### Entries from a dataset
┄┄┄┄┄┄┄┄┄┄
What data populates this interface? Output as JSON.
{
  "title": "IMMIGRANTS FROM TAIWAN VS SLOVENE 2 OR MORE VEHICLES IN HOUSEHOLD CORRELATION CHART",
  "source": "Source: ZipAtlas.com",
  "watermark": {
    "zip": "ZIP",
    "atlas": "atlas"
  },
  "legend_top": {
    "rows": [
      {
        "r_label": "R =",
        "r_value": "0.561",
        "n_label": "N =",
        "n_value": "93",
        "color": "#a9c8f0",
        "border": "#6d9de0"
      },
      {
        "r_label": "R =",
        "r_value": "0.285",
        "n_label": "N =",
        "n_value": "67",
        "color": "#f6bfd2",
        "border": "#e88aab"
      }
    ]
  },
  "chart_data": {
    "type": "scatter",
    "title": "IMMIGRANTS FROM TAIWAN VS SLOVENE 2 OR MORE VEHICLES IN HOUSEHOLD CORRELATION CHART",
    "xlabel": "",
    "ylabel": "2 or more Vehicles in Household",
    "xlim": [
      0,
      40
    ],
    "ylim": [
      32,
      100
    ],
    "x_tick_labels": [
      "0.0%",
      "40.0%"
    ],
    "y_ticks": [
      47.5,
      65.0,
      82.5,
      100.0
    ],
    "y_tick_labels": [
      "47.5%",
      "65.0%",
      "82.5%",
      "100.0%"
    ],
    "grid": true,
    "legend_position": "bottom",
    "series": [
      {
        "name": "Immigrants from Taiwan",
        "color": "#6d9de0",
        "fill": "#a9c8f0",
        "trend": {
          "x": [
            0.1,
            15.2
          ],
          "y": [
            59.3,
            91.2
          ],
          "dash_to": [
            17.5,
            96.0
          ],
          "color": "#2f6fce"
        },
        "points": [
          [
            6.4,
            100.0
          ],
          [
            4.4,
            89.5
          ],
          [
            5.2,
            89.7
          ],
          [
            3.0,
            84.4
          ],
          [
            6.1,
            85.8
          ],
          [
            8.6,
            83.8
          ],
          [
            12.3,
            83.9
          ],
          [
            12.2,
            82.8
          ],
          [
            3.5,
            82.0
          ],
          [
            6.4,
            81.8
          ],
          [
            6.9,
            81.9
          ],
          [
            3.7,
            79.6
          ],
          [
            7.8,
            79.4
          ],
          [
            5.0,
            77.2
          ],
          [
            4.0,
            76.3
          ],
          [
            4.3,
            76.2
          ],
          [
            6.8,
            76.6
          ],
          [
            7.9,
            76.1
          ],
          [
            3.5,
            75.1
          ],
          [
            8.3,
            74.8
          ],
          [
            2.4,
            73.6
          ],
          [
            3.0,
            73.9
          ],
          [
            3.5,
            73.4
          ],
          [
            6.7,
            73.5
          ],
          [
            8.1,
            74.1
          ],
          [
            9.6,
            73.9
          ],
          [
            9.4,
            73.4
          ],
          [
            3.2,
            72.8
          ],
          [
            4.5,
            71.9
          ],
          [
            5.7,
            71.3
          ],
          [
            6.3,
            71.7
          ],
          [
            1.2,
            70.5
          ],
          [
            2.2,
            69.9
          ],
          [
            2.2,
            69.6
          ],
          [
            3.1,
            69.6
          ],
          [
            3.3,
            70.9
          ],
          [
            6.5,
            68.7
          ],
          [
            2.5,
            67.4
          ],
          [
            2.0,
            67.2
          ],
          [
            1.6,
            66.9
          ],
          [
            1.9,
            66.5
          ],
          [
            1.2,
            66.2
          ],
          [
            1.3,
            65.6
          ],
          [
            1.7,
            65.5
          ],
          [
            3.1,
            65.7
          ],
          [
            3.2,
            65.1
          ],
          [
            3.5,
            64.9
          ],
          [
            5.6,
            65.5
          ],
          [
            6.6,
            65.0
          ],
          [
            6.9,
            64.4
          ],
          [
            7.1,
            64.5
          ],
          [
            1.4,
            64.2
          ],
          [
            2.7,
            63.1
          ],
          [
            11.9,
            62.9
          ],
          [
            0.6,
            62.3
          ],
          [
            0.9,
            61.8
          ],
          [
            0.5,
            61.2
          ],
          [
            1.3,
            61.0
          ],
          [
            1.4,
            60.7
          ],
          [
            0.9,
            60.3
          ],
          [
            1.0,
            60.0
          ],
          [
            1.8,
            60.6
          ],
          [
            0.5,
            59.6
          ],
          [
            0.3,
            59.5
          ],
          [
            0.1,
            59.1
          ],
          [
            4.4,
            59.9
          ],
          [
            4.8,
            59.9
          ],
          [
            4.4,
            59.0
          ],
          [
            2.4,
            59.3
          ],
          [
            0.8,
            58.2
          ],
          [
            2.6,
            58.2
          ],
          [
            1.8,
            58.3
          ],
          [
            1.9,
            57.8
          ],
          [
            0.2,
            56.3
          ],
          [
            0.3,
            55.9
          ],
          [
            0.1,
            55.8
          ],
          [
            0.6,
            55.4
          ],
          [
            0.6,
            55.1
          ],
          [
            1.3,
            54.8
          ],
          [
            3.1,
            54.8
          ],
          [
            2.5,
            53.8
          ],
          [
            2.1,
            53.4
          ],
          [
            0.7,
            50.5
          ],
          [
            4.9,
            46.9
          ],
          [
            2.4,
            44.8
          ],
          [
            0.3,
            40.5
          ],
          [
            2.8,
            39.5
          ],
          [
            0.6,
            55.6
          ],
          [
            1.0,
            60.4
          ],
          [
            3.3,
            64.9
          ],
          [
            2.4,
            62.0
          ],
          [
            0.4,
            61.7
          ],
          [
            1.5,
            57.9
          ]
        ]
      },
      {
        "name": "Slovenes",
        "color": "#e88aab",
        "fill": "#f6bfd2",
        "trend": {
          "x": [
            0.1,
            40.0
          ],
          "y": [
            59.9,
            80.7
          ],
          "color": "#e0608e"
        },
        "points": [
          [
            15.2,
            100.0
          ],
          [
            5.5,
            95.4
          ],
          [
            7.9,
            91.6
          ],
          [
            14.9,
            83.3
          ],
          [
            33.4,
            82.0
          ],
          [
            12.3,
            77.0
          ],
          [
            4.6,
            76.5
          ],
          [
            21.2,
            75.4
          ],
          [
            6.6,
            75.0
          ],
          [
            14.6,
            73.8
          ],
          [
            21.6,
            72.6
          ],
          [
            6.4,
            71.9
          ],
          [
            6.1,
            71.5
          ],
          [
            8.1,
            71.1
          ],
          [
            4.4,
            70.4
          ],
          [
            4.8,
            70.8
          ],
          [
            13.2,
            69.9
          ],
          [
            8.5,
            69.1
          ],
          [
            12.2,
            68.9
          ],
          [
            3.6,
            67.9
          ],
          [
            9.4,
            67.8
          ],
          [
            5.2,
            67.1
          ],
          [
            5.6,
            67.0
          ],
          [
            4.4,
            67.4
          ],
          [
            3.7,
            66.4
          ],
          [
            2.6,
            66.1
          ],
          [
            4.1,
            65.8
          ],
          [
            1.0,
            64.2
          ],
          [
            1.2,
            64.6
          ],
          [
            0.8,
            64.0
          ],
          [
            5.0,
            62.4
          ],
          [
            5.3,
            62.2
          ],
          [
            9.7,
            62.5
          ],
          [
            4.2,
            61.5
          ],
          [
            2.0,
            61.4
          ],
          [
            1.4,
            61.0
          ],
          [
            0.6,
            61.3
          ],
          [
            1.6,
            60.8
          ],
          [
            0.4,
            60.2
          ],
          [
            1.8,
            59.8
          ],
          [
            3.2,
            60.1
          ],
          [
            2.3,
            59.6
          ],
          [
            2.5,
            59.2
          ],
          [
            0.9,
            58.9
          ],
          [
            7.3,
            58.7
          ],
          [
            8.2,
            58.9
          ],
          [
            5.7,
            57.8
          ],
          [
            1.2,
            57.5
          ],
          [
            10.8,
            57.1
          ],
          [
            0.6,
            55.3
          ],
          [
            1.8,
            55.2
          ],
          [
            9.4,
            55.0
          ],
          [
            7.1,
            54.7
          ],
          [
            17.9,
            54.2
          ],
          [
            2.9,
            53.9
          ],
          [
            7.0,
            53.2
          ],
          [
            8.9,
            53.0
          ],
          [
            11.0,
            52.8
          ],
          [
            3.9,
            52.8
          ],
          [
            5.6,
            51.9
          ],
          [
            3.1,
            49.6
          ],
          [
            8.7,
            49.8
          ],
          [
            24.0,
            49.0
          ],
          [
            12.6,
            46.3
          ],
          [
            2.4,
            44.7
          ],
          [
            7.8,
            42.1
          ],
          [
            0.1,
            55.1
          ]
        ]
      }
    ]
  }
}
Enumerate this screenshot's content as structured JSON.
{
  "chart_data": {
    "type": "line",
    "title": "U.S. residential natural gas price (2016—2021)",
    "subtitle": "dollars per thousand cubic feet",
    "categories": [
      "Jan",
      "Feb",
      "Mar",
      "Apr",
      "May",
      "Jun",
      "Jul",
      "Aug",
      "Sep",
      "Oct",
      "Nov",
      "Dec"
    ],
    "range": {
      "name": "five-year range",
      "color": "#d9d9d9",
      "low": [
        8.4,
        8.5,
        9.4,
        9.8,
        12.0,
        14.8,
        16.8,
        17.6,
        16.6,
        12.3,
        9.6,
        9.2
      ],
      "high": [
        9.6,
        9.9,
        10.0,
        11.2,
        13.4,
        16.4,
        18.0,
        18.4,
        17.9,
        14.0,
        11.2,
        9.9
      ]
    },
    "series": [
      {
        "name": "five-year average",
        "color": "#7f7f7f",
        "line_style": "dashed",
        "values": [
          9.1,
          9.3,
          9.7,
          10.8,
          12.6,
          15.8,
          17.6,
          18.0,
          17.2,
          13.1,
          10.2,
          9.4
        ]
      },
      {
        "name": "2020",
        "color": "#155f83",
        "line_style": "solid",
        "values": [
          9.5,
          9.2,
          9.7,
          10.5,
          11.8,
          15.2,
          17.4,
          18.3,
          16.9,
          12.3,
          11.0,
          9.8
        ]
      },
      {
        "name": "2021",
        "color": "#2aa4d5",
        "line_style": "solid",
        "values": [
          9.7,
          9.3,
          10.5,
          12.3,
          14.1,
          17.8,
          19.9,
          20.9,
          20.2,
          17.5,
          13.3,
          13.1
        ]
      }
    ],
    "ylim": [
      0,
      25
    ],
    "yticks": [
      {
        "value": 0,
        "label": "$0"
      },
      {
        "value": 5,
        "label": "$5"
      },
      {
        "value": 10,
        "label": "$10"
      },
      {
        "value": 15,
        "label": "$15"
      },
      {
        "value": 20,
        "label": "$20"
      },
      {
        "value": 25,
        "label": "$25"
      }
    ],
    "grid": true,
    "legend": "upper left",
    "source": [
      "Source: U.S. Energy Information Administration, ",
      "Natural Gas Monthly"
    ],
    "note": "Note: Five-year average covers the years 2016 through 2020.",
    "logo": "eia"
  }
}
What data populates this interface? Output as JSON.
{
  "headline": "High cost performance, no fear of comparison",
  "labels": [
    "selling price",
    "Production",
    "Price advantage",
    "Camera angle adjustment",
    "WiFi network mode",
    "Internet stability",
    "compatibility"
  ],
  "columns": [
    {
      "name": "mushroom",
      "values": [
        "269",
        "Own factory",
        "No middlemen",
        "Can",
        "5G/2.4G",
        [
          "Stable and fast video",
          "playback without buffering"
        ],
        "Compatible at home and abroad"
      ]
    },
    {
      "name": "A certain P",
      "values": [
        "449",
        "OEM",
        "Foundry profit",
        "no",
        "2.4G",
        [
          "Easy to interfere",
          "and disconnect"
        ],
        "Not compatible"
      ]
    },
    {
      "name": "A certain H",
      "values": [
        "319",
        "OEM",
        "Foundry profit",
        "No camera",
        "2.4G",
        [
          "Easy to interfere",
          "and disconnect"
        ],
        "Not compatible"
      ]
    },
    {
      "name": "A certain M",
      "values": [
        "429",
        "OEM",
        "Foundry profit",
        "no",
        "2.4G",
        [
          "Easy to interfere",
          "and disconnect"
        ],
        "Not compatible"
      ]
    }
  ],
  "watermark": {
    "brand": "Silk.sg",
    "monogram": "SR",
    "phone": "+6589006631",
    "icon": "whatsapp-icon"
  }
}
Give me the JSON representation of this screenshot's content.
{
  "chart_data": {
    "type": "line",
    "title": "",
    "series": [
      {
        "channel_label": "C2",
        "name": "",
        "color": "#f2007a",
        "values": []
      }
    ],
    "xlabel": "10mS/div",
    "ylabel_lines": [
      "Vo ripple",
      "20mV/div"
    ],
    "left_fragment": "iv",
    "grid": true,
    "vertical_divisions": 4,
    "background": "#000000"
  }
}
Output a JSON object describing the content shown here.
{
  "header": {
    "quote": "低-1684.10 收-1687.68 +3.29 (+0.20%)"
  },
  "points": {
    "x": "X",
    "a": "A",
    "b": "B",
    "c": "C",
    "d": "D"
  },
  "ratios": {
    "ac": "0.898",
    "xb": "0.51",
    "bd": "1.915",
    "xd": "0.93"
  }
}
┄┄┄┄┄┄┄┄┄┄
### TASK BRIEF
From the line holding "Output a JSON" down to the final line above, quote every line exactly and only those lines.

### TASK SOLUTION
Output a JSON object describing the content shown here.
{
  "header": {
    "quote": "低-1684.10 收-1687.68 +3.29 (+0.20%)"
  },
  "points": {
    "x": "X",
    "a": "A",
    "b": "B",
    "c": "C",
    "d": "D"
  },
  "ratios": {
    "ac": "0.898",
    "xb": "0.51",
    "bd": "1.915",
    "xd": "0.93"
  }
}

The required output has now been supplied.